··· Exercise materials ···

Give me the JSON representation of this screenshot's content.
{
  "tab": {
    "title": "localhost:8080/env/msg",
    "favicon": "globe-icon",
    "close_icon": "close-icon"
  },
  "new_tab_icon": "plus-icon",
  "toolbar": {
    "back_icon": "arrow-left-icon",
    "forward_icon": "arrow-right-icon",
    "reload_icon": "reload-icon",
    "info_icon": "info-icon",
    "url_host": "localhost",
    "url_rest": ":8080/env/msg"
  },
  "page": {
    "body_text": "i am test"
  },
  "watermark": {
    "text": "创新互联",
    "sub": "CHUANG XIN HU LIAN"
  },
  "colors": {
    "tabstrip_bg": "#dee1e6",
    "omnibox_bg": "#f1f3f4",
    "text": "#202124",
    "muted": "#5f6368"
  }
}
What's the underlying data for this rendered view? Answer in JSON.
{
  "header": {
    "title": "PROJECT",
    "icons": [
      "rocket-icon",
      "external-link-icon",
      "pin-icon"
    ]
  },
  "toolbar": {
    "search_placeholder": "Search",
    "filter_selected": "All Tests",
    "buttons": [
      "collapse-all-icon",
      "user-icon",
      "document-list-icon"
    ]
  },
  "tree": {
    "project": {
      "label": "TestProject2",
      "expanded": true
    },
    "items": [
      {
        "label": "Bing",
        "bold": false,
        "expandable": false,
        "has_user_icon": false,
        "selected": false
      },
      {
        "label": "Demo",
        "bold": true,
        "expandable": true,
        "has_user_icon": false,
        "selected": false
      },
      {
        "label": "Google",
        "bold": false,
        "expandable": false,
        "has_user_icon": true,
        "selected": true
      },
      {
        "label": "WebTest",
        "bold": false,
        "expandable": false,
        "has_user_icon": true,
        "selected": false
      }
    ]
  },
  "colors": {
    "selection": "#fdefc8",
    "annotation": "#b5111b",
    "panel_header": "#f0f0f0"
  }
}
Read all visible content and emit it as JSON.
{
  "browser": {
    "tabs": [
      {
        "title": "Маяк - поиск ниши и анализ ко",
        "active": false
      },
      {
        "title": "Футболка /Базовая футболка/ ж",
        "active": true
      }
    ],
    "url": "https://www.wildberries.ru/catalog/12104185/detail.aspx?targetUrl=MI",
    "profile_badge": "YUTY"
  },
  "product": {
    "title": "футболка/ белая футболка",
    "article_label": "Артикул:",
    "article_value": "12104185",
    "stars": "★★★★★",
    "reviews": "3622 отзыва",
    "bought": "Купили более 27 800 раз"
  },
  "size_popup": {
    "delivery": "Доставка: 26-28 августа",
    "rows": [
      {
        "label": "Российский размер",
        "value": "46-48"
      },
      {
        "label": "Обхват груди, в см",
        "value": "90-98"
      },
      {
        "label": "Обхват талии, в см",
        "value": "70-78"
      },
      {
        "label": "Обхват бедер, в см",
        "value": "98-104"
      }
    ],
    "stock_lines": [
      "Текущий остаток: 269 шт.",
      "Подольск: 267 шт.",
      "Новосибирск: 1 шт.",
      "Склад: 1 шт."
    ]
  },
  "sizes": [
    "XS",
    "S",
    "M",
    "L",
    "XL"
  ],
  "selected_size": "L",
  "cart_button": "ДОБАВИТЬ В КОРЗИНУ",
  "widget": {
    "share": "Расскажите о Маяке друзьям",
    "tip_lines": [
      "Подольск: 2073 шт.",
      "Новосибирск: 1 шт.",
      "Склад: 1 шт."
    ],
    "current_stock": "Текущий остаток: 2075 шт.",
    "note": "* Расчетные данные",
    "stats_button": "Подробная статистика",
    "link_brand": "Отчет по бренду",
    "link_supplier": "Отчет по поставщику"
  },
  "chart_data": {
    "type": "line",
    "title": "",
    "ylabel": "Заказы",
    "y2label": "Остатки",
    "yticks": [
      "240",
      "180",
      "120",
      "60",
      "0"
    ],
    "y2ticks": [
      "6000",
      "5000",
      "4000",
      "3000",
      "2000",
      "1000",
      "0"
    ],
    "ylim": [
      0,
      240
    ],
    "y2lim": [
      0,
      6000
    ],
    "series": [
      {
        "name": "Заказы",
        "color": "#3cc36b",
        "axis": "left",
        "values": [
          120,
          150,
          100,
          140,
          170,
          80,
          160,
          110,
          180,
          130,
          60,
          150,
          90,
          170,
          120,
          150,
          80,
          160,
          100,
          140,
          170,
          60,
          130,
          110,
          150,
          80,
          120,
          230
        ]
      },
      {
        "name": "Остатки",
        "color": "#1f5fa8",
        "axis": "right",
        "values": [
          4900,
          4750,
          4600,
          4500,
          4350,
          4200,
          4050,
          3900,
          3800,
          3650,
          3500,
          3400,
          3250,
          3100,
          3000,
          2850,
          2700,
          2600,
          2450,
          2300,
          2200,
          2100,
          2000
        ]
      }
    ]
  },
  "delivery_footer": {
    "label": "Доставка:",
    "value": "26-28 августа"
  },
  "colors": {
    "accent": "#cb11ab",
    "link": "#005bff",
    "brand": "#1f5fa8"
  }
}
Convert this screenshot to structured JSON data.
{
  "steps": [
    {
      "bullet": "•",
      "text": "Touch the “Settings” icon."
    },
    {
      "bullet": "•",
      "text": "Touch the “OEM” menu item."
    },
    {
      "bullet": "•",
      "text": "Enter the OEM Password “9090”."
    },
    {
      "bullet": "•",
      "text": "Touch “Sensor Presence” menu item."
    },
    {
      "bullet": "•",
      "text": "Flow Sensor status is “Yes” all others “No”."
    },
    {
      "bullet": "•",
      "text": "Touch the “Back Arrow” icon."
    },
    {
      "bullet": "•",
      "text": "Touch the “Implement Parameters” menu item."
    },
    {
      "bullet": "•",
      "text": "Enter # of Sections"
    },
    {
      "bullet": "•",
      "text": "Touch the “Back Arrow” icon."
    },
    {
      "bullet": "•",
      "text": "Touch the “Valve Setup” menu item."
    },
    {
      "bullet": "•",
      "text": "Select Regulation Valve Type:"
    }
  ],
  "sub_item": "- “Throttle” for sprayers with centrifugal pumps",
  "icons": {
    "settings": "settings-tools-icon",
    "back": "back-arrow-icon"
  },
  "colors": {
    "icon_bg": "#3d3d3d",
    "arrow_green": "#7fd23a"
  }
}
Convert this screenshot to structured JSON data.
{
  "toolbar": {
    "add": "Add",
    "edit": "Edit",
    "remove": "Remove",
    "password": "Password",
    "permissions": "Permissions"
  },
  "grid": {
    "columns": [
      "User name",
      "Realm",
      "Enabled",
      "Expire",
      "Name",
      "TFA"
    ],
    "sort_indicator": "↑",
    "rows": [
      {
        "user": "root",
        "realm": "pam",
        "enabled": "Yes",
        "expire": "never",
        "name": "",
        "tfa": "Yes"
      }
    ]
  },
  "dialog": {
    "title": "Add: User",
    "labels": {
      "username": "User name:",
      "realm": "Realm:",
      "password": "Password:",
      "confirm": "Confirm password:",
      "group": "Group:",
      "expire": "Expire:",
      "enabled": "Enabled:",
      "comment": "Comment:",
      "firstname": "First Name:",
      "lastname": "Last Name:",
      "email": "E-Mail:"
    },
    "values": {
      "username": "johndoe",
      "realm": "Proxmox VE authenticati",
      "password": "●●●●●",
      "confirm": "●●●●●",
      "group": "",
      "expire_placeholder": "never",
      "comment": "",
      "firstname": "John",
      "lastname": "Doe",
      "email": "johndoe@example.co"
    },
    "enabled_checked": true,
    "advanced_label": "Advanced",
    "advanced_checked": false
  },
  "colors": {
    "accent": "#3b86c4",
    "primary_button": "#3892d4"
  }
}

···

» **Do this**
Locate all lines in the listing above with the word "Доставка" and copy them.

» **Full solution**
    "delivery": "Доставка: 26-28 августа",
    "label": "Доставка:",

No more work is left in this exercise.